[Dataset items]
******************************
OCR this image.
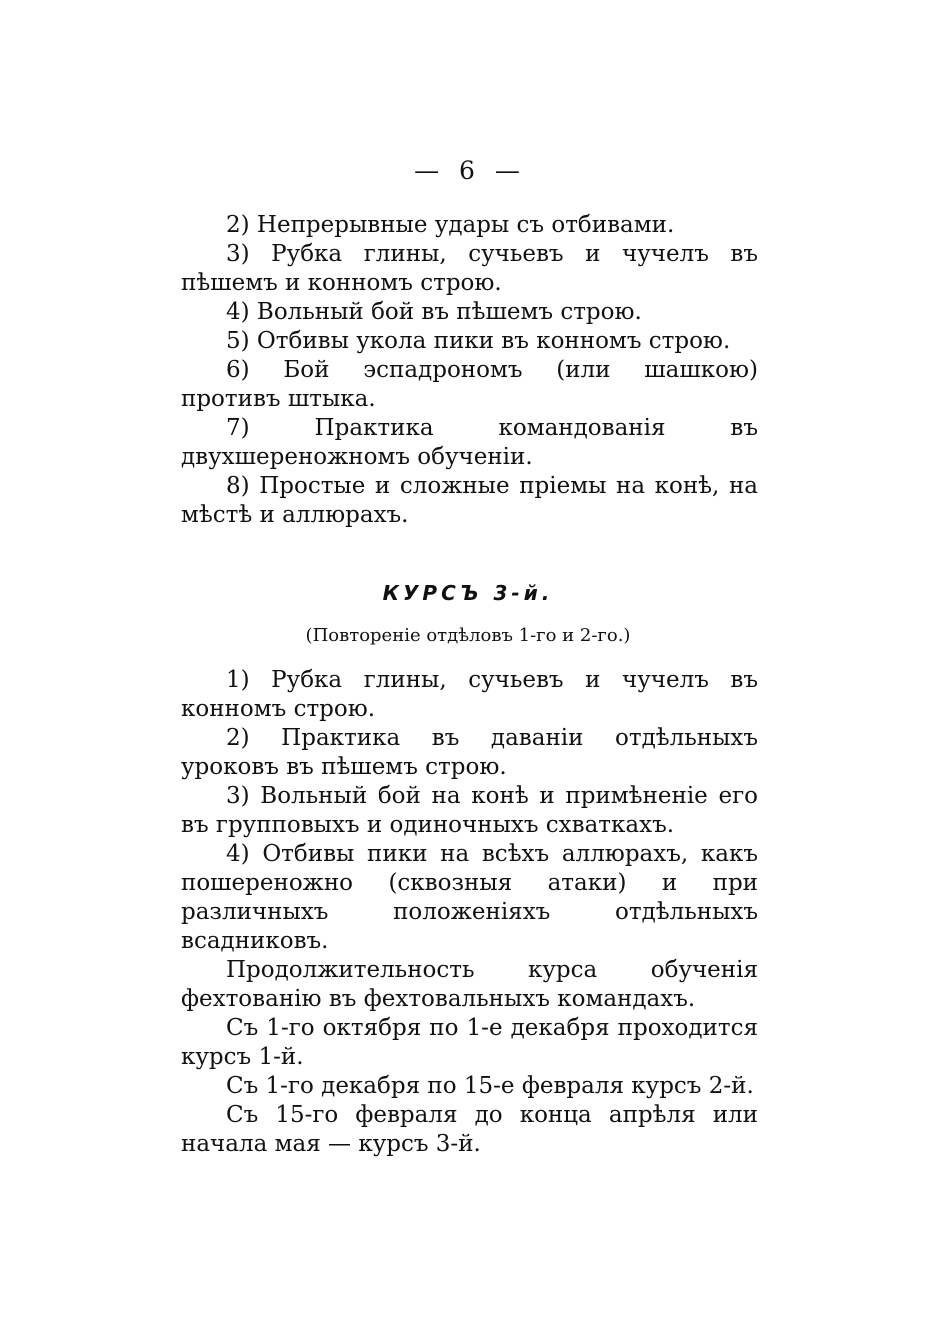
— 6 —

2) Непрерывные удары съ отбивами.

3) Рубка глины, сучьевъ и чучелъ въ пѣшемъ и конномъ строю.

4) Вольный бой въ пѣшемъ строю.

5) Отбивы укола пики въ конномъ строю.

6) Бой эспадрономъ (или шашкою) противъ штыка.

7) Практика командованія въ двухшереножномъ обученіи.

8) Простые и сложные пріемы на конѣ, на мѣстѣ и аллюрахъ.

КУРСЪ 3-й.

(Повтореніе отдѣловъ 1-го и 2-го.)

1) Рубка глины, сучьевъ и чучелъ въ конномъ строю.

2) Практика въ даваніи отдѣльныхъ уроковъ въ пѣшемъ строю.

3) Вольный бой на конѣ и примѣненіе его въ групповыхъ и одиночныхъ схваткахъ.

4) Отбивы пики на всѣхъ аллюрахъ, какъ пошереножно (сквозныя атаки) и при различныхъ положеніяхъ отдѣльныхъ всадниковъ.

Продолжительность курса обученія фехтованію въ фехтовальныхъ командахъ.

Съ 1-го октября по 1-е декабря проходится курсъ 1-й.

Съ 1-го декабря по 15-е февраля курсъ 2-й.

Съ 15-го февраля до конца апрѣля или начала мая — курсъ 3-й.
******************************
- _What to work on_: Pictures don't belong in the copy. Restate all the entries exactly.

- _Exercise result_:
OCR this image.
— 6 —

2) Непрерывные удары съ отбивами.

3) Рубка глины, сучьевъ и чучелъ въ пѣшемъ и конномъ строю.

4) Вольный бой въ пѣшемъ строю.

5) Отбивы укола пики въ конномъ строю.

6) Бой эспадрономъ (или шашкою) противъ штыка.

7) Практика командованія въ двухшереножномъ обученіи.

8) Простые и сложные пріемы на конѣ, на мѣстѣ и аллюрахъ.

КУРСЪ 3-й.

(Повтореніе отдѣловъ 1-го и 2-го.)

1) Рубка глины, сучьевъ и чучелъ въ конномъ строю.

2) Практика въ даваніи отдѣльныхъ уроковъ въ пѣшемъ строю.

3) Вольный бой на конѣ и примѣненіе его въ групповыхъ и одиночныхъ схваткахъ.

4) Отбивы пики на всѣхъ аллюрахъ, какъ пошереножно (сквозныя атаки) и при различныхъ положеніяхъ отдѣльныхъ всадниковъ.

Продолжительность курса обученія фехтованію въ фехтовальныхъ командахъ.

Съ 1-го октября по 1-е декабря проходится курсъ 1-й.

Съ 1-го декабря по 15-е февраля курсъ 2-й.

Съ 15-го февраля до конца апрѣля или начала мая — курсъ 3-й.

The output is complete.